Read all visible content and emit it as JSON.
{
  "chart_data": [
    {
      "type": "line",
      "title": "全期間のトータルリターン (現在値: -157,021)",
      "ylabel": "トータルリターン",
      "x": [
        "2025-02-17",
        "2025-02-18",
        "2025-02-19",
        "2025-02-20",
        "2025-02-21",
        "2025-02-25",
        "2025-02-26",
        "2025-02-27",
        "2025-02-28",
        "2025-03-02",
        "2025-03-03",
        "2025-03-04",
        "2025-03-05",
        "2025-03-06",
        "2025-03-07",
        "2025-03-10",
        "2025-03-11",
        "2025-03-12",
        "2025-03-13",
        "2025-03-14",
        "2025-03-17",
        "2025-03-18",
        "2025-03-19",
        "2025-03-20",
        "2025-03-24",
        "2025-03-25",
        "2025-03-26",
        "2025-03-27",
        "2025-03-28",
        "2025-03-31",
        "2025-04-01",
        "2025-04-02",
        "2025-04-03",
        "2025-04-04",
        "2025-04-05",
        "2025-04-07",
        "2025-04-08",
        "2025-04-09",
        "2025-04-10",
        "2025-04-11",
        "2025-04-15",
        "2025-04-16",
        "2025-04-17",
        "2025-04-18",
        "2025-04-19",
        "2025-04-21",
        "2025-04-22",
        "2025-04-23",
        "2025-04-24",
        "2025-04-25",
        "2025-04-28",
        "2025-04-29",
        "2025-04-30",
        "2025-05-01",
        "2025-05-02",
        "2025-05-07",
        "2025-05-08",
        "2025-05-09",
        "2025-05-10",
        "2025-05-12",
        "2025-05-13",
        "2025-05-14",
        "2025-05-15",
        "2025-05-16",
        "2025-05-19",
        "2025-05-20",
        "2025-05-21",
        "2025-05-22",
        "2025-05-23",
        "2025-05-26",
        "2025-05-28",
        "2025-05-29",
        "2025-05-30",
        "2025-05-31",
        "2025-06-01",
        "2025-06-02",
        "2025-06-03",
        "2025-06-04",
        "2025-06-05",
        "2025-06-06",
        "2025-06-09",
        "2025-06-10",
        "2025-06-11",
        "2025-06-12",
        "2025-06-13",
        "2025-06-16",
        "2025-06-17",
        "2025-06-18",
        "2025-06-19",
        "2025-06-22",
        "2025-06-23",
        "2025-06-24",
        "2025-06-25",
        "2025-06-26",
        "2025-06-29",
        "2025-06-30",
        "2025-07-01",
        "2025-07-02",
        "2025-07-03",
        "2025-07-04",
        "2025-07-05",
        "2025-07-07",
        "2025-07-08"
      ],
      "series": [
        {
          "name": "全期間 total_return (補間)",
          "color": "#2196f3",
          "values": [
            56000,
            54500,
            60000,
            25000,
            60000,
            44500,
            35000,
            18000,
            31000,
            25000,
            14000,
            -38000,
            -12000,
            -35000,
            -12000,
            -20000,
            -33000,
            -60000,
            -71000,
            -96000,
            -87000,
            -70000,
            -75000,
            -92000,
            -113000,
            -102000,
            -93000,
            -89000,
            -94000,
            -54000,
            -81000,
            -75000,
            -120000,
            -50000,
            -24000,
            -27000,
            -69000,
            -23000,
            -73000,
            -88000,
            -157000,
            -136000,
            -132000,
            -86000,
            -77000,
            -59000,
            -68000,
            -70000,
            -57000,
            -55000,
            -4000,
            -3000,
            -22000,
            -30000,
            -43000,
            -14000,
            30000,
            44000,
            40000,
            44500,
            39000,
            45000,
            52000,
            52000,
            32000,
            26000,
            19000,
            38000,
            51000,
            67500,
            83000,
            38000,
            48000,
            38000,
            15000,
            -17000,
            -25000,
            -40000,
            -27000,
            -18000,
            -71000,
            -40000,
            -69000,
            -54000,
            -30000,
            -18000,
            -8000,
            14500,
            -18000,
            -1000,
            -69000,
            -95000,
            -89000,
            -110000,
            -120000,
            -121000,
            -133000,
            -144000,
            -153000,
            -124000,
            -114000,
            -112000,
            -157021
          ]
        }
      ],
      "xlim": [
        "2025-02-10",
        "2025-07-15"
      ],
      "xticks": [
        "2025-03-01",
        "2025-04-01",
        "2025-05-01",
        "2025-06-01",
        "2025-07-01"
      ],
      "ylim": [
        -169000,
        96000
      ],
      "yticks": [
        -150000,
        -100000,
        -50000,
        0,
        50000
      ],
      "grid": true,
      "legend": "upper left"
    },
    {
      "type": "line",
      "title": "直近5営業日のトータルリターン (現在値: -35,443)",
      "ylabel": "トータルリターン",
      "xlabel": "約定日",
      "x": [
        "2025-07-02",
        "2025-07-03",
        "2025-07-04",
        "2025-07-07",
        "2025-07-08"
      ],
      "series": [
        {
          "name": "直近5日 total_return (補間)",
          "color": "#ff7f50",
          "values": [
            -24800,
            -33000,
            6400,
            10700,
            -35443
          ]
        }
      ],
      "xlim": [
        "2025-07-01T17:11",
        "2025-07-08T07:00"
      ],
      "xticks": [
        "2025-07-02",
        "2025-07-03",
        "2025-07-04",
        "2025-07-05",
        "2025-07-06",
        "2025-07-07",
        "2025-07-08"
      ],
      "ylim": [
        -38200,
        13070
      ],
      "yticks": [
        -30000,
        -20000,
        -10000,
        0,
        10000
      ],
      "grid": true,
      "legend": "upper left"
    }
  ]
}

Exercise. Reproduce every record, matching each line exactly.

Task result.
Read all visible content and emit it as JSON.
{
  "chart_data": [
    {
      "type": "line",
      "title": "全期間のトータルリターン (現在値: -157,021)",
      "ylabel": "トータルリターン",
      "x": [
        "2025-02-17",
        "2025-02-18",
        "2025-02-19",
        "2025-02-20",
        "2025-02-21",
        "2025-02-25",
        "2025-02-26",
        "2025-02-27",
        "2025-02-28",
        "2025-03-02",
        "2025-03-03",
        "2025-03-04",
        "2025-03-05",
        "2025-03-06",
        "2025-03-07",
        "2025-03-10",
        "2025-03-11",
        "2025-03-12",
        "2025-03-13",
        "2025-03-14",
        "2025-03-17",
        "2025-03-18",
        "2025-03-19",
        "2025-03-20",
        "2025-03-24",
        "2025-03-25",
        "2025-03-26",
        "2025-03-27",
        "2025-03-28",
        "2025-03-31",
        "2025-04-01",
        "2025-04-02",
        "2025-04-03",
        "2025-04-04",
        "2025-04-05",
        "2025-04-07",
        "2025-04-08",
        "2025-04-09",
        "2025-04-10",
        "2025-04-11",
        "2025-04-15",
        "2025-04-16",
        "2025-04-17",
        "2025-04-18",
        "2025-04-19",
        "2025-04-21",
        "2025-04-22",
        "2025-04-23",
        "2025-04-24",
        "2025-04-25",
        "2025-04-28",
        "2025-04-29",
        "2025-04-30",
        "2025-05-01",
        "2025-05-02",
        "2025-05-07",
        "2025-05-08",
        "2025-05-09",
        "2025-05-10",
        "2025-05-12",
        "2025-05-13",
        "2025-05-14",
        "2025-05-15",
        "2025-05-16",
        "2025-05-19",
        "2025-05-20",
        "2025-05-21",
        "2025-05-22",
        "2025-05-23",
        "2025-05-26",
        "2025-05-28",
        "2025-05-29",
        "2025-05-30",
        "2025-05-31",
        "2025-06-01",
        "2025-06-02",
        "2025-06-03",
        "2025-06-04",
        "2025-06-05",
        "2025-06-06",
        "2025-06-09",
        "2025-06-10",
        "2025-06-11",
        "2025-06-12",
        "2025-06-13",
        "2025-06-16",
        "2025-06-17",
        "2025-06-18",
        "2025-06-19",
        "2025-06-22",
        "2025-06-23",
        "2025-06-24",
        "2025-06-25",
        "2025-06-26",
        "2025-06-29",
        "2025-06-30",
        "2025-07-01",
        "2025-07-02",
        "2025-07-03",
        "2025-07-04",
        "2025-07-05",
        "2025-07-07",
        "2025-07-08"
      ],
      "series": [
        {
          "name": "全期間 total_return (補間)",
          "color": "#2196f3",
          "values": [
            56000,
            54500,
            60000,
            25000,
            60000,
            44500,
            35000,
            18000,
            31000,
            25000,
            14000,
            -38000,
            -12000,
            -35000,
            -12000,
            -20000,
            -33000,
            -60000,
            -71000,
            -96000,
            -87000,
            -70000,
            -75000,
            -92000,
            -113000,
            -102000,
            -93000,
            -89000,
            -94000,
            -54000,
            -81000,
            -75000,
            -120000,
            -50000,
            -24000,
            -27000,
            -69000,
            -23000,
            -73000,
            -88000,
            -157000,
            -136000,
            -132000,
            -86000,
            -77000,
            -59000,
            -68000,
            -70000,
            -57000,
            -55000,
            -4000,
            -3000,
            -22000,
            -30000,
            -43000,
            -14000,
            30000,
            44000,
            40000,
            44500,
            39000,
            45000,
            52000,
            52000,
            32000,
            26000,
            19000,
            38000,
            51000,
            67500,
            83000,
            38000,
            48000,
            38000,
            15000,
            -17000,
            -25000,
            -40000,
            -27000,
            -18000,
            -71000,
            -40000,
            -69000,
            -54000,
            -30000,
            -18000,
            -8000,
            14500,
            -18000,
            -1000,
            -69000,
            -95000,
            -89000,
            -110000,
            -120000,
            -121000,
            -133000,
            -144000,
            -153000,
            -124000,
            -114000,
            -112000,
            -157021
          ]
        }
      ],
      "xlim": [
        "2025-02-10",
        "2025-07-15"
      ],
      "xticks": [
        "2025-03-01",
        "2025-04-01",
        "2025-05-01",
        "2025-06-01",
        "2025-07-01"
      ],
      "ylim": [
        -169000,
        96000
      ],
      "yticks": [
        -150000,
        -100000,
        -50000,
        0,
        50000
      ],
      "grid": true,
      "legend": "upper left"
    },
    {
      "type": "line",
      "title": "直近5営業日のトータルリターン (現在値: -35,443)",
      "ylabel": "トータルリターン",
      "xlabel": "約定日",
      "x": [
        "2025-07-02",
        "2025-07-03",
        "2025-07-04",
        "2025-07-07",
        "2025-07-08"
      ],
      "series": [
        {
          "name": "直近5日 total_return (補間)",
          "color": "#ff7f50",
          "values": [
            -24800,
            -33000,
            6400,
            10700,
            -35443
          ]
        }
      ],
      "xlim": [
        "2025-07-01T17:11",
        "2025-07-08T07:00"
      ],
      "xticks": [
        "2025-07-02",
        "2025-07-03",
        "2025-07-04",
        "2025-07-05",
        "2025-07-06",
        "2025-07-07",
        "2025-07-08"
      ],
      "ylim": [
        -38200,
        13070
      ],
      "yticks": [
        -30000,
        -20000,
        -10000,
        0,
        10000
      ],
      "grid": true,
      "legend": "upper left"
    }
  ]
}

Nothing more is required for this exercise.